◆ To do: Write out the full set of records below exactly.
··· Provided material ···
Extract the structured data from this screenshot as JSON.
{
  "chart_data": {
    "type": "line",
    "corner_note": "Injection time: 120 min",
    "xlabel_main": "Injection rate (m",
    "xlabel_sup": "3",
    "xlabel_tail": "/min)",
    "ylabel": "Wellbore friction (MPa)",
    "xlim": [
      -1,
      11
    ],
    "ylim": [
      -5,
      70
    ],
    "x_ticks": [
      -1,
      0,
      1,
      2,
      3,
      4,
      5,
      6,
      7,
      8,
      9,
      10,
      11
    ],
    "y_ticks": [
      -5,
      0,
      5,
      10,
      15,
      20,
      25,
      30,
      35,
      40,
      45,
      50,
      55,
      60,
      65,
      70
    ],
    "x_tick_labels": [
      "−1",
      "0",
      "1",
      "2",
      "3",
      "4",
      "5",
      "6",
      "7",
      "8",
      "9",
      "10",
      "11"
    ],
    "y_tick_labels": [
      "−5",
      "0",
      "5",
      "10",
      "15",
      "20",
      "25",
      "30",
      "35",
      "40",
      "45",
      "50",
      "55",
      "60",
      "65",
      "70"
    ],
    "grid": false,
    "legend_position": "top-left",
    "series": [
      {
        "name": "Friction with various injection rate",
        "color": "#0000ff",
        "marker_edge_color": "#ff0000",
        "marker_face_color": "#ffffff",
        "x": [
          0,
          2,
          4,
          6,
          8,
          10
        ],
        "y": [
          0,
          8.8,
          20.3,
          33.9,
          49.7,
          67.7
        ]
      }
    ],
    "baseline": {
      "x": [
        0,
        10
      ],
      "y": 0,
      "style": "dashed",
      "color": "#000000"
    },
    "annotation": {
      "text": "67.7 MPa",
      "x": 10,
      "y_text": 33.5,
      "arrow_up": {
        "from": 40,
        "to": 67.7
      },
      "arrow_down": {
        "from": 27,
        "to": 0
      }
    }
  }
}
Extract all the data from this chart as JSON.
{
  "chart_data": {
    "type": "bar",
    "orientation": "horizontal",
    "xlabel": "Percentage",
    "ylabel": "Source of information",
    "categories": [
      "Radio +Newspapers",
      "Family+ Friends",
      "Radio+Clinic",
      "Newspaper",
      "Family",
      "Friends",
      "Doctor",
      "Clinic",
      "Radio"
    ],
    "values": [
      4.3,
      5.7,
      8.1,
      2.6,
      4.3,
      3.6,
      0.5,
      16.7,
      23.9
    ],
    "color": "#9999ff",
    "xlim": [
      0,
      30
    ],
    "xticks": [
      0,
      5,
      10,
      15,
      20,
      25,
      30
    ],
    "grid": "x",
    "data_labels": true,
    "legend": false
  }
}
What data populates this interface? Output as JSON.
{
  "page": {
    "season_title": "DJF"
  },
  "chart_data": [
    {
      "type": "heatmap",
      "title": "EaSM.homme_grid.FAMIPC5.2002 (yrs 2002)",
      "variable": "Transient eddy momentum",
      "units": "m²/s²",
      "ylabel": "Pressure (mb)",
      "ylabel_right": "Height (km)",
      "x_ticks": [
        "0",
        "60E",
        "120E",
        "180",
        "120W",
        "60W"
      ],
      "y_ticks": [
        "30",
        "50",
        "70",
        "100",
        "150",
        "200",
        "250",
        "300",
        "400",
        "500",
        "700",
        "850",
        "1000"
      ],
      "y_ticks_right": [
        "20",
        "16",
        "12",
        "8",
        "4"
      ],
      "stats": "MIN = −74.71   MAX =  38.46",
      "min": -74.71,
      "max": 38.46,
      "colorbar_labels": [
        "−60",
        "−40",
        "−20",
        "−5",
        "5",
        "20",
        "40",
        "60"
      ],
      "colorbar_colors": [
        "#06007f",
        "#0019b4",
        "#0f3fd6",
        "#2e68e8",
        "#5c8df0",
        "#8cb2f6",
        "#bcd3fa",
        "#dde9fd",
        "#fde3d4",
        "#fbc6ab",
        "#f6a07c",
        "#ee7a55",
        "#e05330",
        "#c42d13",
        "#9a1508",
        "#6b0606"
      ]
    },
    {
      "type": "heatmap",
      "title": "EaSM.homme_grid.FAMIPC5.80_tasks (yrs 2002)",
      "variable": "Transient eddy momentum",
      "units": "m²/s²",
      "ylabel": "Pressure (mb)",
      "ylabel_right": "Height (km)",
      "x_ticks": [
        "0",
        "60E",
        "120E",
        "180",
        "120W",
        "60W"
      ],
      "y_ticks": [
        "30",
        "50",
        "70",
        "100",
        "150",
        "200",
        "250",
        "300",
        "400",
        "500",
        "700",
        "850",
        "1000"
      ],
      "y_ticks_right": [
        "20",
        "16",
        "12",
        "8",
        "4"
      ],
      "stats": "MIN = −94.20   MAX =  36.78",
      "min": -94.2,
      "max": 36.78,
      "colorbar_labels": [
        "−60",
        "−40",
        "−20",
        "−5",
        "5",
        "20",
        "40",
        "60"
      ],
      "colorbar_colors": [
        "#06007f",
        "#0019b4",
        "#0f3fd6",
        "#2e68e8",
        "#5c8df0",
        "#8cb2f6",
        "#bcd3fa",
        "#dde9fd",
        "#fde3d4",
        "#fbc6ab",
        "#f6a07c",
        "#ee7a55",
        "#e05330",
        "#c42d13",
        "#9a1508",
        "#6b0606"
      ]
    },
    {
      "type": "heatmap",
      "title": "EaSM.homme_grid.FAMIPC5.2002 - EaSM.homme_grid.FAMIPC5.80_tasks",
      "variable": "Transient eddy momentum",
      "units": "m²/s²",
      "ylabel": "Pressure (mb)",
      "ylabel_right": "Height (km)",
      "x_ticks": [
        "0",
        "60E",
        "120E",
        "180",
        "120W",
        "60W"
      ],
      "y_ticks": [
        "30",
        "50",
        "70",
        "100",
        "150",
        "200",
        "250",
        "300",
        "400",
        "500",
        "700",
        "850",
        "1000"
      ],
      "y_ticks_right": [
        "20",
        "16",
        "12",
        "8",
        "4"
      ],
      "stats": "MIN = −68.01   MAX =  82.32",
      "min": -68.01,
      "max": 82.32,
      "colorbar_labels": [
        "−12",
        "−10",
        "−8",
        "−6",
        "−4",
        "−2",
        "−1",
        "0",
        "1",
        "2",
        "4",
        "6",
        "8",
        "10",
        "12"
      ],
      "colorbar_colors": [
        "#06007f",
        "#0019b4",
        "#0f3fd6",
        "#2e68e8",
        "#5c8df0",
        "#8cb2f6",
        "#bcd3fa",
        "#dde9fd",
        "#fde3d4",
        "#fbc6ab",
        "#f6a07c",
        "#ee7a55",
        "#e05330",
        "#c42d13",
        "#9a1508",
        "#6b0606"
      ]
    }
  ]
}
···
◆ Exercise response:
Extract the structured data from this screenshot as JSON.
{
  "chart_data": {
    "type": "line",
    "corner_note": "Injection time: 120 min",
    "xlabel_main": "Injection rate (m",
    "xlabel_sup": "3",
    "xlabel_tail": "/min)",
    "ylabel": "Wellbore friction (MPa)",
    "xlim": [
      -1,
      11
    ],
    "ylim": [
      -5,
      70
    ],
    "x_ticks": [
      -1,
      0,
      1,
      2,
      3,
      4,
      5,
      6,
      7,
      8,
      9,
      10,
      11
    ],
    "y_ticks": [
      -5,
      0,
      5,
      10,
      15,
      20,
      25,
      30,
      35,
      40,
      45,
      50,
      55,
      60,
      65,
      70
    ],
    "x_tick_labels": [
      "−1",
      "0",
      "1",
      "2",
      "3",
      "4",
      "5",
      "6",
      "7",
      "8",
      "9",
      "10",
      "11"
    ],
    "y_tick_labels": [
      "−5",
      "0",
      "5",
      "10",
      "15",
      "20",
      "25",
      "30",
      "35",
      "40",
      "45",
      "50",
      "55",
      "60",
      "65",
      "70"
    ],
    "grid": false,
    "legend_position": "top-left",
    "series": [
      {
        "name": "Friction with various injection rate",
        "color": "#0000ff",
        "marker_edge_color": "#ff0000",
        "marker_face_color": "#ffffff",
        "x": [
          0,
          2,
          4,
          6,
          8,
          10
        ],
        "y": [
          0,
          8.8,
          20.3,
          33.9,
          49.7,
          67.7
        ]
      }
    ],
    "baseline": {
      "x": [
        0,
        10
      ],
      "y": 0,
      "style": "dashed",
      "color": "#000000"
    },
    "annotation": {
      "text": "67.7 MPa",
      "x": 10,
      "y_text": 33.5,
      "arrow_up": {
        "from": 40,
        "to": 67.7
      },
      "arrow_down": {
        "from": 27,
        "to": 0
      }
    }
  }
}
Extract all the data from this chart as JSON.
{
  "chart_data": {
    "type": "bar",
    "orientation": "horizontal",
    "xlabel": "Percentage",
    "ylabel": "Source of information",
    "categories": [
      "Radio +Newspapers",
      "Family+ Friends",
      "Radio+Clinic",
      "Newspaper",
      "Family",
      "Friends",
      "Doctor",
      "Clinic",
      "Radio"
    ],
    "values": [
      4.3,
      5.7,
      8.1,
      2.6,
      4.3,
      3.6,
      0.5,
      16.7,
      23.9
    ],
    "color": "#9999ff",
    "xlim": [
      0,
      30
    ],
    "xticks": [
      0,
      5,
      10,
      15,
      20,
      25,
      30
    ],
    "grid": "x",
    "data_labels": true,
    "legend": false
  }
}
What data populates this interface? Output as JSON.
{
  "page": {
    "season_title": "DJF"
  },
  "chart_data": [
    {
      "type": "heatmap",
      "title": "EaSM.homme_grid.FAMIPC5.2002 (yrs 2002)",
      "variable": "Transient eddy momentum",
      "units": "m²/s²",
      "ylabel": "Pressure (mb)",
      "ylabel_right": "Height (km)",
      "x_ticks": [
        "0",
        "60E",
        "120E",
        "180",
        "120W",
        "60W"
      ],
      "y_ticks": [
        "30",
        "50",
        "70",
        "100",
        "150",
        "200",
        "250",
        "300",
        "400",
        "500",
        "700",
        "850",
        "1000"
      ],
      "y_ticks_right": [
        "20",
        "16",
        "12",
        "8",
        "4"
      ],
      "stats": "MIN = −74.71   MAX =  38.46",
      "min": -74.71,
      "max": 38.46,
      "colorbar_labels": [
        "−60",
        "−40",
        "−20",
        "−5",
        "5",
        "20",
        "40",
        "60"
      ],
      "colorbar_colors": [
        "#06007f",
        "#0019b4",
        "#0f3fd6",
        "#2e68e8",
        "#5c8df0",
        "#8cb2f6",
        "#bcd3fa",
        "#dde9fd",
        "#fde3d4",
        "#fbc6ab",
        "#f6a07c",
        "#ee7a55",
        "#e05330",
        "#c42d13",
        "#9a1508",
        "#6b0606"
      ]
    },
    {
      "type": "heatmap",
      "title": "EaSM.homme_grid.FAMIPC5.80_tasks (yrs 2002)",
      "variable": "Transient eddy momentum",
      "units": "m²/s²",
      "ylabel": "Pressure (mb)",
      "ylabel_right": "Height (km)",
      "x_ticks": [
        "0",
        "60E",
        "120E",
        "180",
        "120W",
        "60W"
      ],
      "y_ticks": [
        "30",
        "50",
        "70",
        "100",
        "150",
        "200",
        "250",
        "300",
        "400",
        "500",
        "700",
        "850",
        "1000"
      ],
      "y_ticks_right": [
        "20",
        "16",
        "12",
        "8",
        "4"
      ],
      "stats": "MIN = −94.20   MAX =  36.78",
      "min": -94.2,
      "max": 36.78,
      "colorbar_labels": [
        "−60",
        "−40",
        "−20",
        "−5",
        "5",
        "20",
        "40",
        "60"
      ],
      "colorbar_colors": [
        "#06007f",
        "#0019b4",
        "#0f3fd6",
        "#2e68e8",
        "#5c8df0",
        "#8cb2f6",
        "#bcd3fa",
        "#dde9fd",
        "#fde3d4",
        "#fbc6ab",
        "#f6a07c",
        "#ee7a55",
        "#e05330",
        "#c42d13",
        "#9a1508",
        "#6b0606"
      ]
    },
    {
      "type": "heatmap",
      "title": "EaSM.homme_grid.FAMIPC5.2002 - EaSM.homme_grid.FAMIPC5.80_tasks",
      "variable": "Transient eddy momentum",
      "units": "m²/s²",
      "ylabel": "Pressure (mb)",
      "ylabel_right": "Height (km)",
      "x_ticks": [
        "0",
        "60E",
        "120E",
        "180",
        "120W",
        "60W"
      ],
      "y_ticks": [
        "30",
        "50",
        "70",
        "100",
        "150",
        "200",
        "250",
        "300",
        "400",
        "500",
        "700",
        "850",
        "1000"
      ],
      "y_ticks_right": [
        "20",
        "16",
        "12",
        "8",
        "4"
      ],
      "stats": "MIN = −68.01   MAX =  82.32",
      "min": -68.01,
      "max": 82.32,
      "colorbar_labels": [
        "−12",
        "−10",
        "−8",
        "−6",
        "−4",
        "−2",
        "−1",
        "0",
        "1",
        "2",
        "4",
        "6",
        "8",
        "10",
        "12"
      ],
      "colorbar_colors": [
        "#06007f",
        "#0019b4",
        "#0f3fd6",
        "#2e68e8",
        "#5c8df0",
        "#8cb2f6",
        "#bcd3fa",
        "#dde9fd",
        "#fde3d4",
        "#fbc6ab",
        "#f6a07c",
        "#ee7a55",
        "#e05330",
        "#c42d13",
        "#9a1508",
        "#6b0606"
      ]
    }
  ]
}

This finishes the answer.